#### [Instruction]
Determine how many lines in the entries below include "islet". The reply should be that number and nothing else.

#### [Material for the task]
★ ★ ★ ★ ★

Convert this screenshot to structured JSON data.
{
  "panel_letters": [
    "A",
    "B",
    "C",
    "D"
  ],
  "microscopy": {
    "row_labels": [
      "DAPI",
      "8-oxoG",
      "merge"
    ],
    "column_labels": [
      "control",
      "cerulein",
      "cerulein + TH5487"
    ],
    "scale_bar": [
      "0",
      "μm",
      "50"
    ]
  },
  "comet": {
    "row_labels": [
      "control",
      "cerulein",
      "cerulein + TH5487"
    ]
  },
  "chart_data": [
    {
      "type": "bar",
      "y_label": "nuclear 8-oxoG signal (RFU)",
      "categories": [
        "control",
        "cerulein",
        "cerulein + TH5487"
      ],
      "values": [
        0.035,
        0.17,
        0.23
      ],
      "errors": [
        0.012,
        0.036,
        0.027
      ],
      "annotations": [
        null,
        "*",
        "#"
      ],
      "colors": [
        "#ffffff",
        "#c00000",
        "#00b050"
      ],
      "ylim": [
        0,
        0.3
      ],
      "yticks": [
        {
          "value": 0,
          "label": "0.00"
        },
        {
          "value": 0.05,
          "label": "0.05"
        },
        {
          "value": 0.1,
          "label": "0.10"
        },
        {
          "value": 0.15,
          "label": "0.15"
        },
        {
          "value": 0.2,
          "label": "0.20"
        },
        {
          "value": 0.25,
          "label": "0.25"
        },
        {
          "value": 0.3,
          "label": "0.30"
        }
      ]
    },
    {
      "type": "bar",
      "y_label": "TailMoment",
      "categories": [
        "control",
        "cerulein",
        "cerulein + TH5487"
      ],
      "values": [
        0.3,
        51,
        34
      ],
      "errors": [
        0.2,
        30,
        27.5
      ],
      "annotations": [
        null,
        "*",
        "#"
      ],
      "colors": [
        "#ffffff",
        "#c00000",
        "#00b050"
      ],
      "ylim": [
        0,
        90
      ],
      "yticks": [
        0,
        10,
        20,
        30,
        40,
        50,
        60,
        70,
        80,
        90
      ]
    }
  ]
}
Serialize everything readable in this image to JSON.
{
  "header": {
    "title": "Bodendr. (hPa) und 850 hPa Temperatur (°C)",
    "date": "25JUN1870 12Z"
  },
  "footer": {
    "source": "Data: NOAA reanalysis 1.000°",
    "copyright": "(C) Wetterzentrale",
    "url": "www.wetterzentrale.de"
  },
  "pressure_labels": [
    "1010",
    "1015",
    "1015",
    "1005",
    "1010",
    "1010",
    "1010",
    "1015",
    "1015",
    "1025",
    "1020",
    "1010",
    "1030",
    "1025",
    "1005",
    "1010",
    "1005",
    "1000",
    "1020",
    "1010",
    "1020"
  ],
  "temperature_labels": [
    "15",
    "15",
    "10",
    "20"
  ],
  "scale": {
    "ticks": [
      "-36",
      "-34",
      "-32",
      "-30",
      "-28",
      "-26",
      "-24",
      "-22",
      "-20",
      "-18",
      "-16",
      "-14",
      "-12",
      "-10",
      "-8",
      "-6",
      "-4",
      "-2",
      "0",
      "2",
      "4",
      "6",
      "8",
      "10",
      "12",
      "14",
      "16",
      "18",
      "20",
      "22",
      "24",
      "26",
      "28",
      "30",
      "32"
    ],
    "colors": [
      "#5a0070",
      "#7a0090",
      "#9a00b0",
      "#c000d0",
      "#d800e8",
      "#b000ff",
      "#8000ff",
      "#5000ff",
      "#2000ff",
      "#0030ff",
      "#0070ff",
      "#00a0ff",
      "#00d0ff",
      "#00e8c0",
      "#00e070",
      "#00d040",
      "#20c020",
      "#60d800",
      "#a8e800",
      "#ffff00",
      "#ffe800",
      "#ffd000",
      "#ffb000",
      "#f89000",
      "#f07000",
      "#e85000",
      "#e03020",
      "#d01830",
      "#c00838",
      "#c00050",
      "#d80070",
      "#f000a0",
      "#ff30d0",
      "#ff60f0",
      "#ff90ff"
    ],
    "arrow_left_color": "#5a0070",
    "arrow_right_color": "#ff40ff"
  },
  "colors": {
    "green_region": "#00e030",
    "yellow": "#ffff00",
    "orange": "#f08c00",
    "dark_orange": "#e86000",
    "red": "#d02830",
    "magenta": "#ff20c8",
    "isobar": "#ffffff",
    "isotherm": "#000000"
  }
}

★ ★ ★ ★ ★

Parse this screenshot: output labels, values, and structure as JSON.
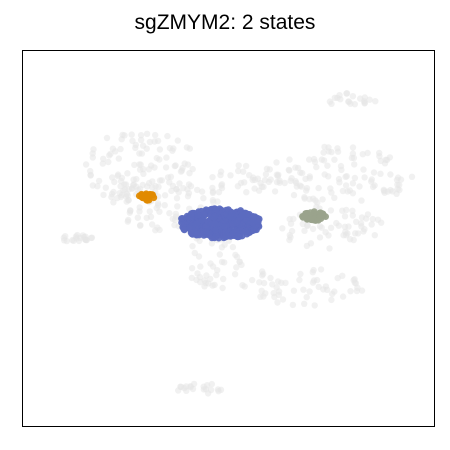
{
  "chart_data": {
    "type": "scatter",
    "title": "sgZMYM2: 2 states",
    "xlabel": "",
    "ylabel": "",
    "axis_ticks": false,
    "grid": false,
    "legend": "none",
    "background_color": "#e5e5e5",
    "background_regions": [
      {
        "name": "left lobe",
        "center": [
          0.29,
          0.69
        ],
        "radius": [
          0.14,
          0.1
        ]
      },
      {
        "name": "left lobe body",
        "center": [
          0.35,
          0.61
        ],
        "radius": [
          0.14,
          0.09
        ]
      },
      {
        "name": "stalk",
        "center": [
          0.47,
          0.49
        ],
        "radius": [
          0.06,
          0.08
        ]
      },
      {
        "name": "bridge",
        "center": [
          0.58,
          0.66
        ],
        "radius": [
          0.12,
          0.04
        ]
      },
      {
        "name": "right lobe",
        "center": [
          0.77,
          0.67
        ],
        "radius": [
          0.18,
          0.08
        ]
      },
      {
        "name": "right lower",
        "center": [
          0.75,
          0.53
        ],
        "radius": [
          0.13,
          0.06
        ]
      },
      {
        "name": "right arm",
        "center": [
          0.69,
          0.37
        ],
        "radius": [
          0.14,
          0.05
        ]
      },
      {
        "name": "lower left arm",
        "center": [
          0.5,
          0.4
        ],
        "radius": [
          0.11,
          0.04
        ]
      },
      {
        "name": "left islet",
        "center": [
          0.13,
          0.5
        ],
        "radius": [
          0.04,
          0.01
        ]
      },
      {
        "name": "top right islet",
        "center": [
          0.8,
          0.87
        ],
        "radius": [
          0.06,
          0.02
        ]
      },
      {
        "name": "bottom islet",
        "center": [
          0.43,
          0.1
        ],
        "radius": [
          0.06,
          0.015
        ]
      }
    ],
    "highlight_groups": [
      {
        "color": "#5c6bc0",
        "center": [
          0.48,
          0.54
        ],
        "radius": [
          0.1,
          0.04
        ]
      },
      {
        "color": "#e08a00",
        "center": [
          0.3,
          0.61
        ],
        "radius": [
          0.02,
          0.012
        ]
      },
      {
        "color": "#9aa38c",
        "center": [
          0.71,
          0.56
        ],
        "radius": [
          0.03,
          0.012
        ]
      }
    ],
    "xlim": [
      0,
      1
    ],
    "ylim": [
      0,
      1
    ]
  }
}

★ ★ ★ ★ ★

#### [Full output]
3